What the task asks: Restate all the material verbatim, except for the pictures.
----------------------------------------
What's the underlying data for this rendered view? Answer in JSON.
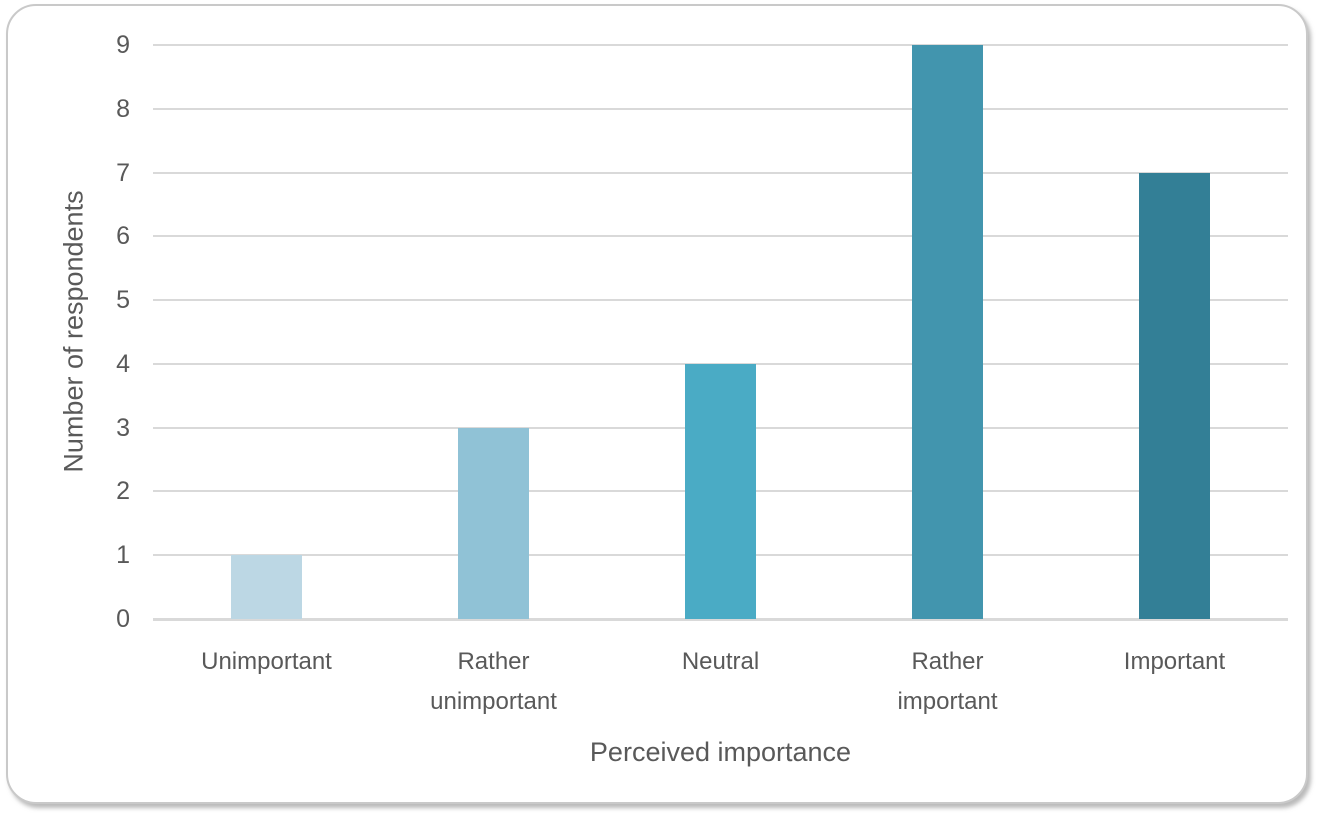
{
  "chart_data": {
    "type": "bar",
    "title": "",
    "categories": [
      "Unimportant",
      "Rather unimportant",
      "Neutral",
      "Rather important",
      "Important"
    ],
    "values": [
      1,
      3,
      4,
      9,
      7
    ],
    "xlabel": "Perceived importance",
    "ylabel": "Number of respondents",
    "ylim": [
      0,
      9
    ],
    "ytick_step": 1,
    "yticks": [
      0,
      1,
      2,
      3,
      4,
      5,
      6,
      7,
      8,
      9
    ],
    "grid": true,
    "legend": "none",
    "bar_colors": [
      "#bcd7e4",
      "#90c2d6",
      "#4aabc5",
      "#4295ae",
      "#337f96"
    ],
    "gridline_color": "#d9d9d9",
    "axis_line_color": "#d6d6d6",
    "text_color": "#595959",
    "frame_background": "#ffffff",
    "frame_border_color": "#c9c9c9"
  }
}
----------------------------------------
In response:
What's the underlying data for this rendered view? Answer in JSON.
{
  "chart_data": {
    "type": "bar",
    "title": "",
    "categories": [
      "Unimportant",
      "Rather unimportant",
      "Neutral",
      "Rather important",
      "Important"
    ],
    "values": [
      1,
      3,
      4,
      9,
      7
    ],
    "xlabel": "Perceived importance",
    "ylabel": "Number of respondents",
    "ylim": [
      0,
      9
    ],
    "ytick_step": 1,
    "yticks": [
      0,
      1,
      2,
      3,
      4,
      5,
      6,
      7,
      8,
      9
    ],
    "grid": true,
    "legend": "none",
    "bar_colors": [
      "#bcd7e4",
      "#90c2d6",
      "#4aabc5",
      "#4295ae",
      "#337f96"
    ],
    "gridline_color": "#d9d9d9",
    "axis_line_color": "#d6d6d6",
    "text_color": "#595959",
    "frame_background": "#ffffff",
    "frame_border_color": "#c9c9c9"
  }
}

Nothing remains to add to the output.